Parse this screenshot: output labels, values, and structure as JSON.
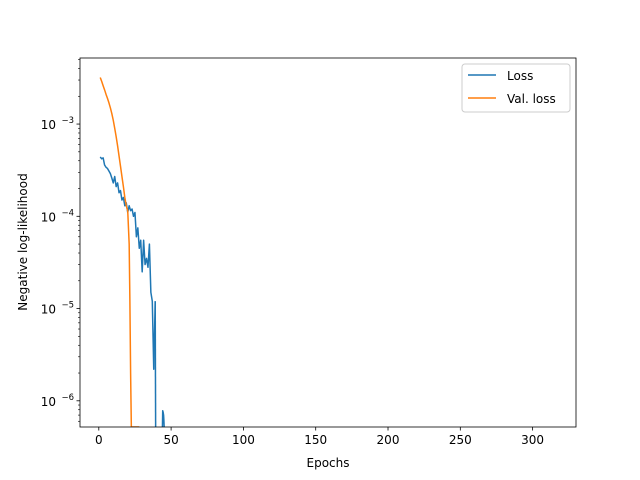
{
  "chart_data": {
    "type": "line",
    "title": "",
    "xlabel": "Epochs",
    "ylabel": "Negative log-likelihood",
    "yscale": "log",
    "xlim": [
      -13,
      330
    ],
    "ylim": [
      5.2e-07,
      0.0052
    ],
    "grid": false,
    "legend": "top-right",
    "x_ticks": [
      {
        "value": 0,
        "label": "0"
      },
      {
        "value": 50,
        "label": "50"
      },
      {
        "value": 100,
        "label": "100"
      },
      {
        "value": 150,
        "label": "150"
      },
      {
        "value": 200,
        "label": "200"
      },
      {
        "value": 250,
        "label": "250"
      },
      {
        "value": 300,
        "label": "300"
      }
    ],
    "y_ticks": [
      {
        "value": 1e-06,
        "base": "10",
        "exp": "−6"
      },
      {
        "value": 1e-05,
        "base": "10",
        "exp": "−5"
      },
      {
        "value": 0.0001,
        "base": "10",
        "exp": "−4"
      },
      {
        "value": 0.001,
        "base": "10",
        "exp": "−3"
      }
    ],
    "series": [
      {
        "name": "Loss",
        "color": "#1f77b4",
        "segments": [
          {
            "x": [
              1,
              2,
              3,
              4,
              5,
              6,
              7,
              8,
              9,
              10,
              11,
              12,
              13,
              14,
              15,
              16,
              17,
              18,
              19,
              20,
              21,
              22,
              23,
              24,
              25,
              26,
              27,
              28,
              29,
              30,
              31,
              32,
              33,
              34,
              35,
              36,
              37,
              38,
              39
            ],
            "y": [
              0.00044,
              0.00042,
              0.00043,
              0.00036,
              0.00034,
              0.00033,
              0.00031,
              0.00029,
              0.00026,
              0.00023,
              0.00027,
              0.00021,
              0.00023,
              0.00018,
              0.00019,
              0.00015,
              0.00016,
              0.00013,
              0.00014,
              0.00011,
              0.00013,
              0.000115,
              0.00012,
              0.0001,
              0.00011,
              6e-05,
              7.5e-05,
              4.5e-05,
              5.5e-05,
              2.5e-05,
              5.5e-05,
              3e-05,
              3.5e-05,
              2.8e-05,
              5e-05,
              1.5e-05,
              1.2e-05,
              2.2e-06,
              1.2e-05
            ]
          },
          {
            "x": [
              39,
              39.3
            ],
            "y": [
              1.2e-05,
              5.2e-07
            ]
          },
          {
            "x": [
              44,
              44.2,
              44.5,
              44.8,
              45,
              45.2
            ],
            "y": [
              5.2e-07,
              7.8e-07,
              7.5e-07,
              7e-07,
              6.2e-07,
              5.2e-07
            ]
          }
        ]
      },
      {
        "name": "Val. loss",
        "color": "#ff7f0e",
        "segments": [
          {
            "x": [
              1,
              2,
              3,
              4,
              5,
              6,
              7,
              8,
              9,
              10,
              11,
              12,
              13,
              14,
              15,
              16,
              17,
              18,
              19,
              20,
              21,
              21.5,
              22,
              22.5,
              23,
              24,
              25,
              26,
              27,
              28
            ],
            "y": [
              0.0032,
              0.0029,
              0.0026,
              0.00235,
              0.0021,
              0.0019,
              0.0017,
              0.0015,
              0.0013,
              0.0011,
              0.0009,
              0.00073,
              0.00058,
              0.00045,
              0.00035,
              0.00027,
              0.00021,
              0.00016,
              0.00013,
              0.000115,
              5e-05,
              1.2e-05,
              2e-06,
              5.2e-07,
              5.2e-07,
              5.2e-07,
              5.2e-07,
              5.2e-07,
              5.2e-07,
              5.2e-07
            ]
          }
        ]
      }
    ]
  }
}
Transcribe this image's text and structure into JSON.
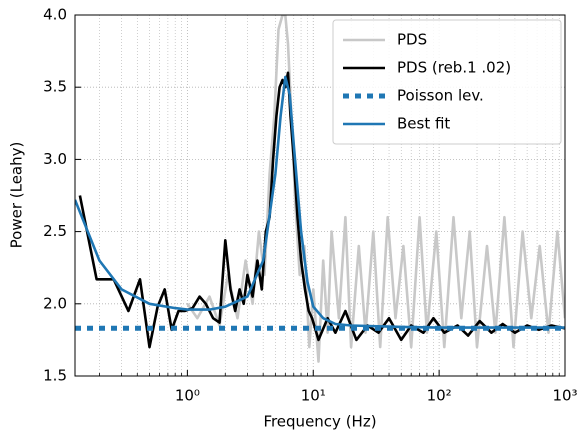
{
  "chart_data": {
    "type": "line",
    "xlabel": "Frequency (Hz)",
    "ylabel": "Power (Leahy)",
    "xscale": "log",
    "grid": true,
    "legend": "upper right",
    "xlim": [
      0.128,
      1000
    ],
    "ylim": [
      1.5,
      4.0
    ],
    "xticks": [
      {
        "value": 1,
        "label": "10⁰"
      },
      {
        "value": 10,
        "label": "10¹"
      },
      {
        "value": 100,
        "label": "10²"
      },
      {
        "value": 1000,
        "label": "10³"
      }
    ],
    "xminorticks": [
      0.2,
      0.3,
      0.4,
      0.5,
      0.6,
      0.7,
      0.8,
      0.9,
      2,
      3,
      4,
      5,
      6,
      7,
      8,
      9,
      20,
      30,
      40,
      50,
      60,
      70,
      80,
      90,
      200,
      300,
      400,
      500,
      600,
      700,
      800,
      900
    ],
    "yticks": [
      1.5,
      {
        "value": 2,
        "label": "2.0"
      },
      2.5,
      {
        "value": 3,
        "label": "3.0"
      },
      3.5,
      {
        "value": 4,
        "label": "4.0"
      }
    ],
    "series": [
      {
        "name": "PDS",
        "color": "#c8c8c8",
        "style": "solid",
        "x": [
          1,
          1.2,
          1.5,
          1.8,
          2.1,
          2.5,
          2.9,
          3.3,
          3.7,
          4.1,
          4.5,
          4.9,
          5.3,
          5.7,
          6.0,
          6.3,
          6.7,
          7.2,
          7.8,
          8.5,
          9.3,
          10,
          11,
          12,
          13,
          14,
          16,
          18,
          20,
          23,
          26,
          30,
          34,
          39,
          45,
          52,
          60,
          70,
          80,
          95,
          110,
          130,
          150,
          175,
          200,
          240,
          280,
          330,
          390,
          460,
          540,
          630,
          740,
          870,
          1000
        ],
        "values": [
          2.0,
          1.9,
          2.05,
          1.85,
          2.2,
          1.9,
          2.3,
          2.0,
          2.5,
          2.2,
          2.9,
          3.3,
          3.9,
          4.0,
          4.0,
          3.8,
          3.3,
          2.7,
          2.2,
          2.4,
          1.7,
          2.1,
          1.6,
          2.3,
          1.8,
          2.5,
          1.9,
          2.6,
          1.7,
          2.4,
          1.8,
          2.5,
          1.7,
          2.6,
          1.9,
          2.4,
          1.7,
          2.6,
          1.8,
          2.5,
          1.7,
          2.6,
          1.9,
          2.5,
          1.7,
          2.4,
          1.8,
          2.6,
          1.7,
          2.5,
          1.9,
          2.4,
          1.8,
          2.5,
          1.9
        ]
      },
      {
        "name": "PDS (reb.1 .02)",
        "color": "#000000",
        "style": "solid",
        "x": [
          0.14,
          0.19,
          0.26,
          0.34,
          0.42,
          0.5,
          0.58,
          0.66,
          0.75,
          0.85,
          0.95,
          1.1,
          1.25,
          1.4,
          1.6,
          1.8,
          2.0,
          2.2,
          2.4,
          2.6,
          2.8,
          3.0,
          3.3,
          3.6,
          3.9,
          4.2,
          4.5,
          4.8,
          5.1,
          5.4,
          5.7,
          6.0,
          6.3,
          6.6,
          7.0,
          7.5,
          8.0,
          8.6,
          9.2,
          9.8,
          11,
          13,
          15,
          18,
          22,
          27,
          33,
          40,
          50,
          60,
          75,
          90,
          110,
          140,
          170,
          210,
          260,
          320,
          400,
          500,
          620,
          780,
          1000
        ],
        "values": [
          2.75,
          2.17,
          2.17,
          1.95,
          2.17,
          1.7,
          1.98,
          2.1,
          1.82,
          1.95,
          1.95,
          1.97,
          2.05,
          2.0,
          1.9,
          1.87,
          2.44,
          2.1,
          1.95,
          2.1,
          2.0,
          2.2,
          2.05,
          2.3,
          2.1,
          2.5,
          2.6,
          3.0,
          3.3,
          3.5,
          3.55,
          3.5,
          3.6,
          3.3,
          3.0,
          2.6,
          2.3,
          2.1,
          1.95,
          1.9,
          1.75,
          1.9,
          1.8,
          1.95,
          1.75,
          1.85,
          1.8,
          1.9,
          1.75,
          1.85,
          1.8,
          1.9,
          1.8,
          1.85,
          1.78,
          1.88,
          1.8,
          1.86,
          1.8,
          1.85,
          1.82,
          1.85,
          1.83
        ]
      },
      {
        "name": "Poisson lev.",
        "color": "#1f77b4",
        "style": "dotted",
        "x": [
          0.128,
          1000
        ],
        "values": [
          1.83,
          1.83
        ]
      },
      {
        "name": "Best fit",
        "color": "#1f77b4",
        "style": "solid",
        "x": [
          0.128,
          0.2,
          0.3,
          0.5,
          0.8,
          1,
          1.5,
          2,
          3,
          4,
          5,
          5.5,
          6,
          6.5,
          7,
          8,
          9,
          10,
          12,
          15,
          20,
          50,
          100,
          1000
        ],
        "values": [
          2.72,
          2.3,
          2.1,
          2.0,
          1.97,
          1.96,
          1.96,
          1.98,
          2.05,
          2.3,
          2.9,
          3.3,
          3.57,
          3.45,
          3.1,
          2.5,
          2.15,
          1.98,
          1.9,
          1.86,
          1.85,
          1.84,
          1.835,
          1.835
        ]
      }
    ]
  }
}
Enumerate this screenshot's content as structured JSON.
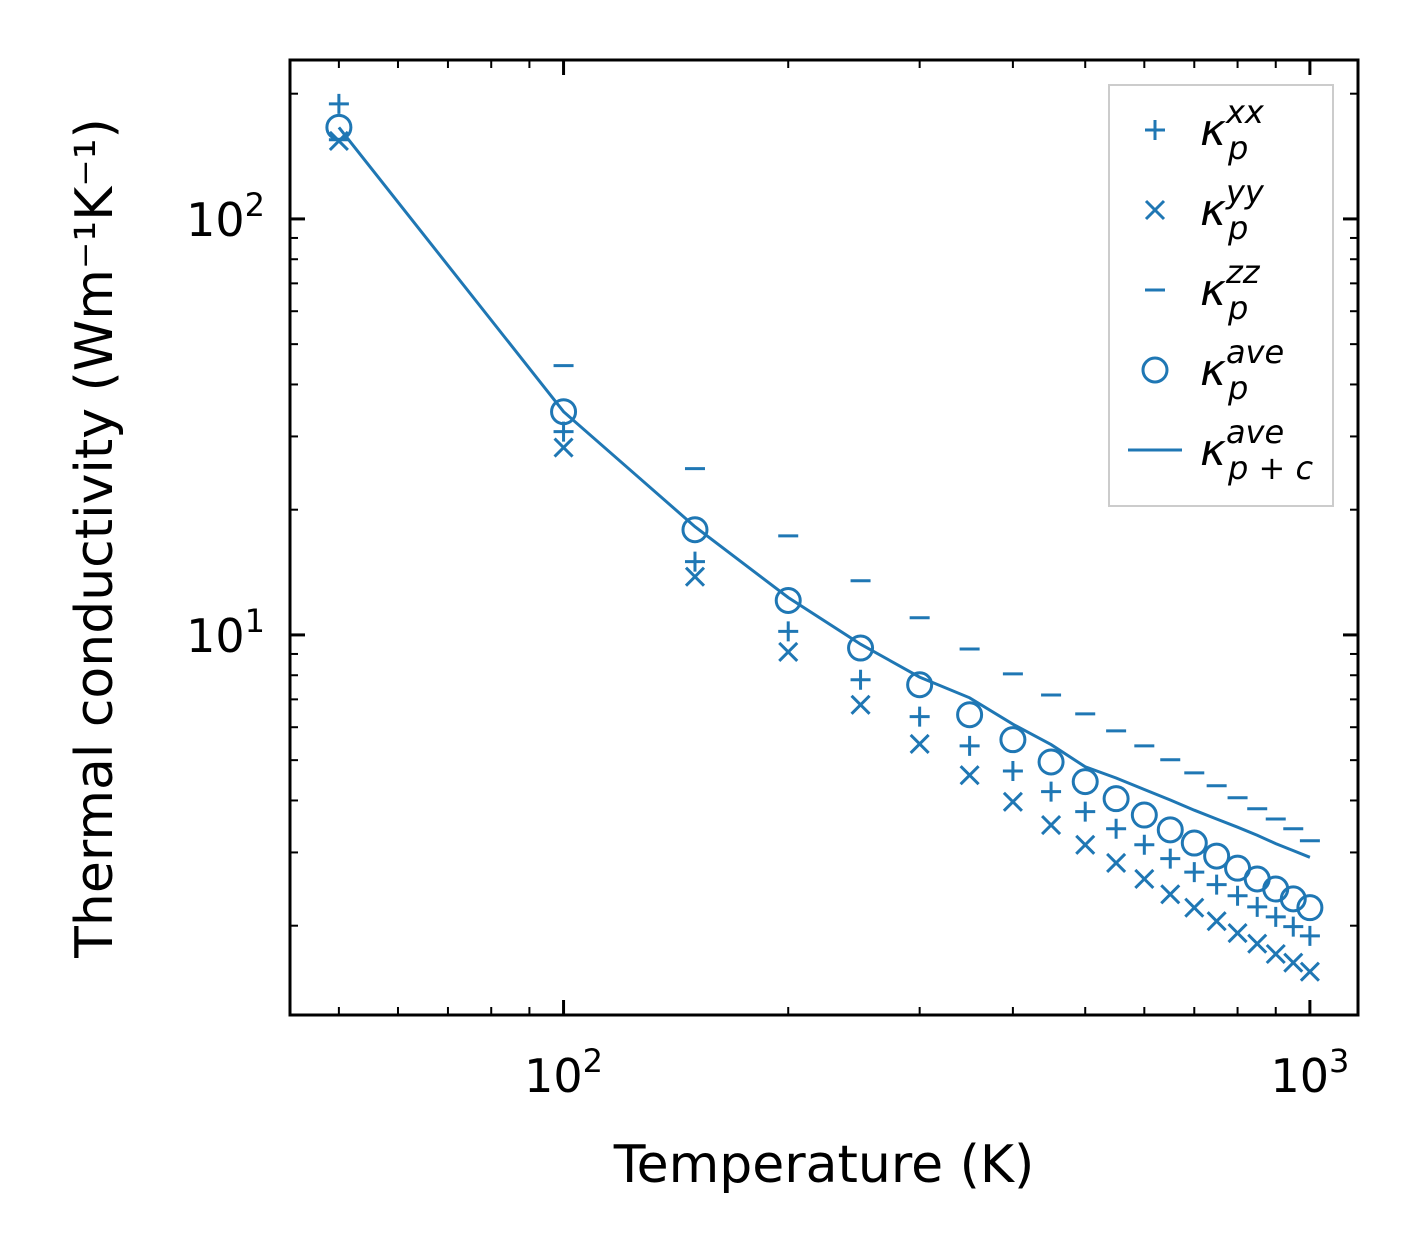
{
  "chart_data": {
    "type": "scatter",
    "xscale": "log",
    "yscale": "log",
    "xlabel": "Temperature (K)",
    "ylabel": "Thermal conductivity (Wm⁻¹K⁻¹)",
    "xlim": [
      43,
      1160
    ],
    "ylim": [
      1.22,
      241
    ],
    "grid": false,
    "legend_position": "top-right",
    "x_ticks": [
      {
        "base": "10",
        "exp": "2",
        "value": 100
      },
      {
        "base": "10",
        "exp": "3",
        "value": 1000
      }
    ],
    "y_ticks": [
      {
        "base": "10",
        "exp": "1",
        "value": 10
      },
      {
        "base": "10",
        "exp": "2",
        "value": 100
      }
    ],
    "x": [
      50,
      100,
      150,
      200,
      250,
      300,
      350,
      400,
      450,
      500,
      550,
      600,
      650,
      700,
      750,
      800,
      850,
      900,
      950,
      1000
    ],
    "series": [
      {
        "name": "kappa_p^xx",
        "label": {
          "base": "κ",
          "sub": "p",
          "sup": "xx"
        },
        "marker": "plus",
        "values": [
          189,
          30.8,
          15.0,
          10.2,
          7.8,
          6.36,
          5.41,
          4.71,
          4.2,
          3.76,
          3.42,
          3.13,
          2.9,
          2.69,
          2.51,
          2.36,
          2.22,
          2.1,
          1.99,
          1.89
        ]
      },
      {
        "name": "kappa_p^yy",
        "label": {
          "base": "κ",
          "sub": "p",
          "sup": "yy"
        },
        "marker": "x",
        "values": [
          154,
          28.2,
          13.8,
          9.1,
          6.79,
          5.47,
          4.6,
          3.97,
          3.49,
          3.13,
          2.83,
          2.59,
          2.38,
          2.21,
          2.05,
          1.92,
          1.81,
          1.71,
          1.63,
          1.55
        ]
      },
      {
        "name": "kappa_p^zz",
        "label": {
          "base": "κ",
          "sub": "p",
          "sup": "zz"
        },
        "marker": "hline",
        "values": [
          155,
          44.4,
          25.1,
          17.3,
          13.5,
          11.0,
          9.25,
          8.06,
          7.17,
          6.46,
          5.88,
          5.41,
          5.01,
          4.66,
          4.34,
          4.06,
          3.82,
          3.61,
          3.42,
          3.2
        ]
      },
      {
        "name": "kappa_p^ave",
        "label": {
          "base": "κ",
          "sub": "p",
          "sup": "ave"
        },
        "marker": "circle",
        "values": [
          166,
          34.4,
          17.9,
          12.1,
          9.3,
          7.59,
          6.43,
          5.6,
          4.95,
          4.44,
          4.04,
          3.69,
          3.4,
          3.16,
          2.94,
          2.75,
          2.59,
          2.45,
          2.32,
          2.21
        ]
      },
      {
        "name": "kappa_p+c^ave",
        "label": {
          "base": "κ",
          "sub": "p + c",
          "sup": "ave"
        },
        "marker": "line",
        "values": [
          166,
          34.4,
          18.2,
          12.3,
          9.5,
          7.92,
          7.06,
          6.1,
          5.45,
          4.82,
          4.53,
          4.25,
          4.01,
          3.79,
          3.61,
          3.45,
          3.3,
          3.15,
          3.03,
          2.92
        ]
      }
    ],
    "colors": {
      "series": "#1f77b4",
      "axes": "#000000",
      "legend_border": "#cccccc"
    }
  }
}
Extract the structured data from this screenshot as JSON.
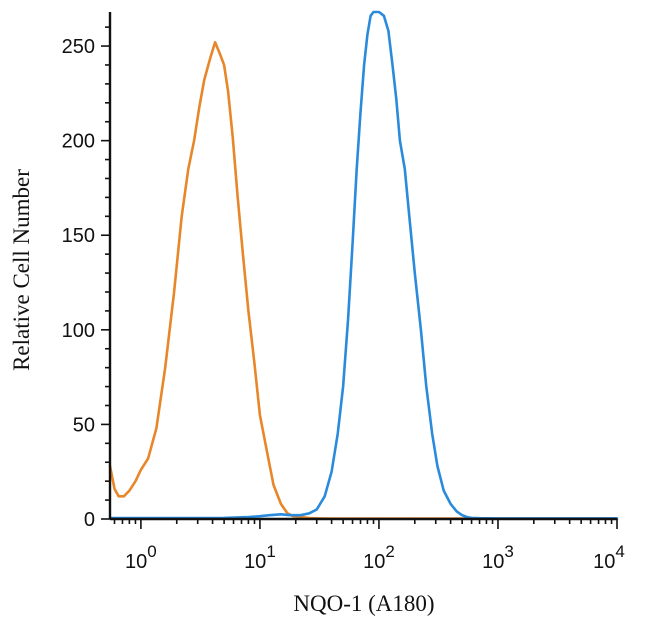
{
  "chart_data": {
    "type": "line",
    "xlabel": "NQO-1 (A180)",
    "ylabel": "Relative Cell Number",
    "x_scale": "log",
    "xlim": [
      0.55,
      10000
    ],
    "ylim": [
      0,
      268
    ],
    "x_ticks": [
      {
        "value": 1,
        "base": "10",
        "exp": "0"
      },
      {
        "value": 10,
        "base": "10",
        "exp": "1"
      },
      {
        "value": 100,
        "base": "10",
        "exp": "2"
      },
      {
        "value": 1000,
        "base": "10",
        "exp": "3"
      },
      {
        "value": 10000,
        "base": "10",
        "exp": "4"
      }
    ],
    "y_ticks": [
      0,
      50,
      100,
      150,
      200,
      250
    ],
    "grid": false,
    "series": [
      {
        "color": "#E8862A",
        "x": [
          0.55,
          0.6,
          0.65,
          0.72,
          0.8,
          0.9,
          1.0,
          1.15,
          1.35,
          1.6,
          1.9,
          2.2,
          2.5,
          2.8,
          3.1,
          3.4,
          3.8,
          4.2,
          4.6,
          5.0,
          5.4,
          5.9,
          6.5,
          7.2,
          8.0,
          9.0,
          10,
          11.5,
          13,
          15,
          17,
          19,
          22,
          26,
          32,
          40,
          50,
          70,
          100,
          200,
          500,
          1000,
          3000,
          10000
        ],
        "y": [
          28,
          16,
          12,
          12,
          15,
          20,
          26,
          32,
          48,
          80,
          120,
          160,
          185,
          200,
          218,
          232,
          243,
          252,
          246,
          240,
          226,
          202,
          170,
          140,
          110,
          82,
          55,
          35,
          18,
          8,
          3,
          1.5,
          1,
          0.5,
          0.3,
          0.2,
          0.2,
          0.2,
          0.2,
          0.2,
          0.2,
          0.2,
          0.2,
          0.2
        ]
      },
      {
        "color": "#2A8BDC",
        "x": [
          0.55,
          1,
          2,
          5,
          8,
          10,
          12,
          15,
          18,
          22,
          26,
          30,
          35,
          40,
          45,
          50,
          55,
          60,
          65,
          70,
          75,
          80,
          85,
          90,
          95,
          100,
          110,
          120,
          130,
          140,
          150,
          165,
          180,
          200,
          225,
          250,
          280,
          310,
          350,
          400,
          450,
          500,
          550,
          600,
          700,
          1000,
          3000,
          10000
        ],
        "y": [
          0.5,
          0.5,
          0.5,
          0.6,
          1,
          1.5,
          2,
          2.5,
          2,
          2,
          3,
          5,
          12,
          25,
          45,
          70,
          105,
          145,
          185,
          215,
          240,
          256,
          266,
          268,
          268,
          268,
          266,
          258,
          240,
          222,
          200,
          185,
          160,
          130,
          100,
          70,
          45,
          28,
          15,
          8,
          4,
          2,
          1,
          0.6,
          0.4,
          0.3,
          0.3,
          0.3
        ]
      }
    ]
  }
}
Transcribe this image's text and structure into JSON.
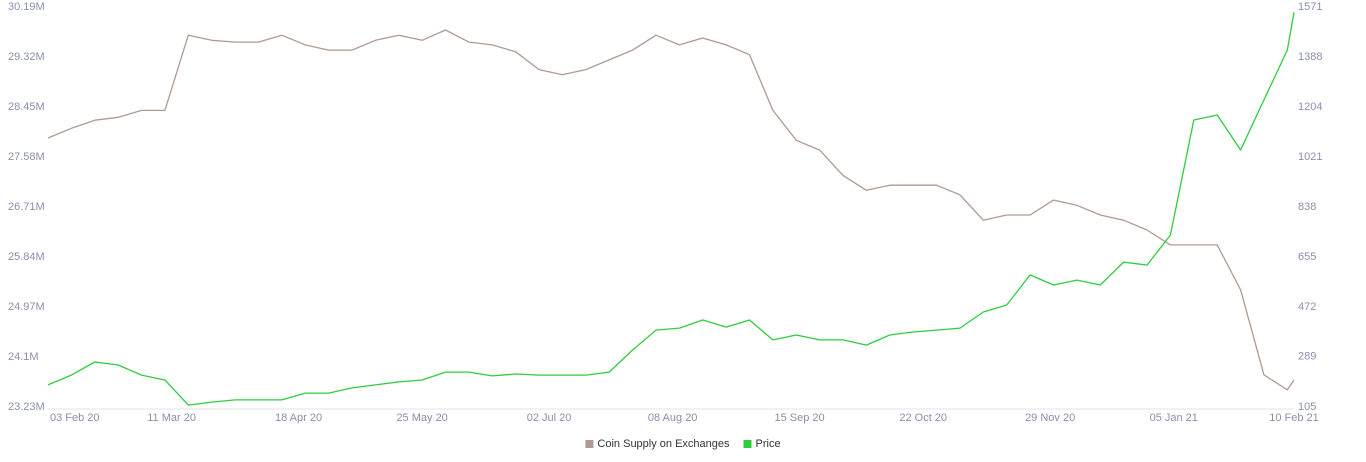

•••••

**Your task**
Say how many lines in the records contain the string "xlabel", and say nothing else.

**Solution below**
4